*** Material to process ***
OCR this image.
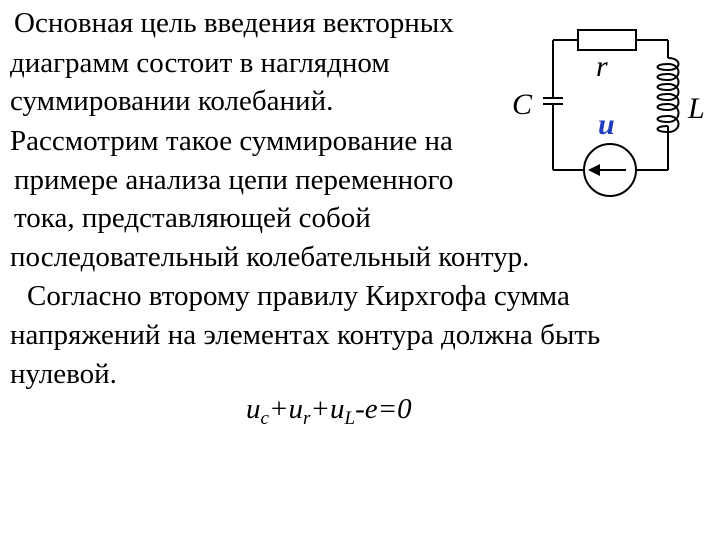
Основная цель введения векторных
диаграмм состоит в наглядном
суммировании колебаний.
Рассмотрим такое суммирование на
примере анализа цепи переменного
тока, представляющей собой
последовательный колебательный контур.
Согласно второму правилу Кирхгофа сумма
напряжений на элементах контура должна быть
нулевой.
$u_c+u_r+u_L-e=0$
r
C
u L
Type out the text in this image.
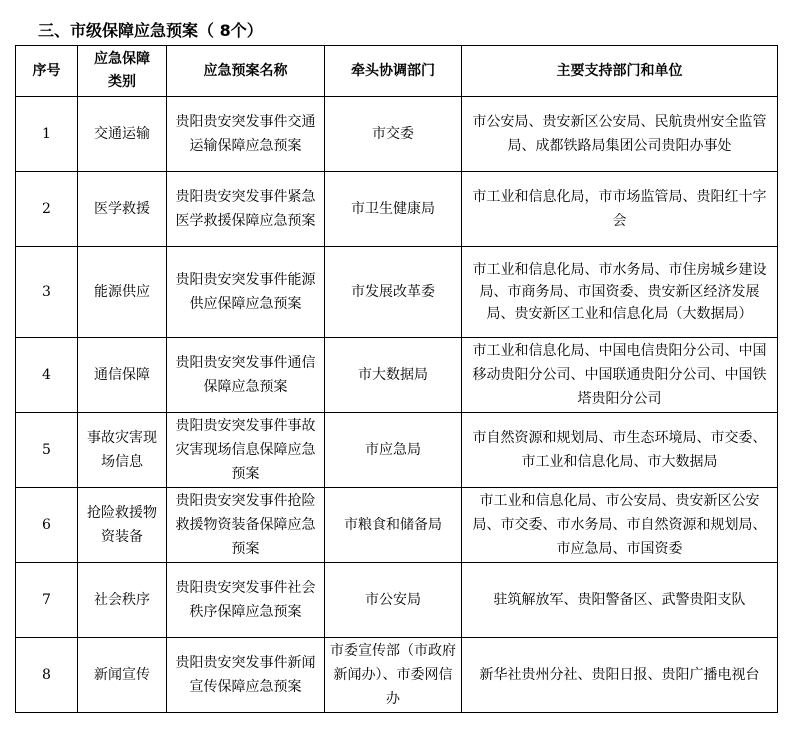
三、市级保障应急预案（ 8个）
序号	应急保障类别	应急预案名称	牵头协调部门	主要支持部门和单位
1	交通运输	贵阳贵安突发事件交通运输保障应急预案	市交委	市公安局、贵安新区公安局、民航贵州安全监管局、成都铁路局集团公司贵阳办事处
2	医学救援	贵阳贵安突发事件紧急医学救援保障应急预案	市卫生健康局	市工业和信息化局，市市场监管局、贵阳红十字会
3	能源供应	贵阳贵安突发事件能源供应保障应急预案	市发展改革委	市工业和信息化局、市水务局、市住房城乡建设局、市商务局、市国资委、贵安新区经济发展局、贵安新区工业和信息化局（大数据局）
4	通信保障	贵阳贵安突发事件通信保障应急预案	市大数据局	市工业和信息化局、中国电信贵阳分公司、中国移动贵阳分公司、中国联通贵阳分公司、中国铁塔贵阳分公司
5	事故灾害现场信息	贵阳贵安突发事件事故灾害现场信息保障应急预案	市应急局	市自然资源和规划局、市生态环境局、市交委、市工业和信息化局、市大数据局
6	抢险救援物资装备	贵阳贵安突发事件抢险救援物资装备保障应急预案	市粮食和储备局	市工业和信息化局、市公安局、贵安新区公安局、市交委、市水务局、市自然资源和规划局、市应急局、市国资委
7	社会秩序	贵阳贵安突发事件社会秩序保障应急预案	市公安局	驻筑解放军、贵阳警备区、武警贵阳支队
8	新闻宣传	贵阳贵安突发事件新闻宣传保障应急预案	市委宣传部（市政府新闻办）、市委网信办	新华社贵州分社、贵阳日报、贵阳广播电视台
***
> Exercise goal: A single figure is required: the number of lines above in which the word "市应急局" occurs.

> Task result: 2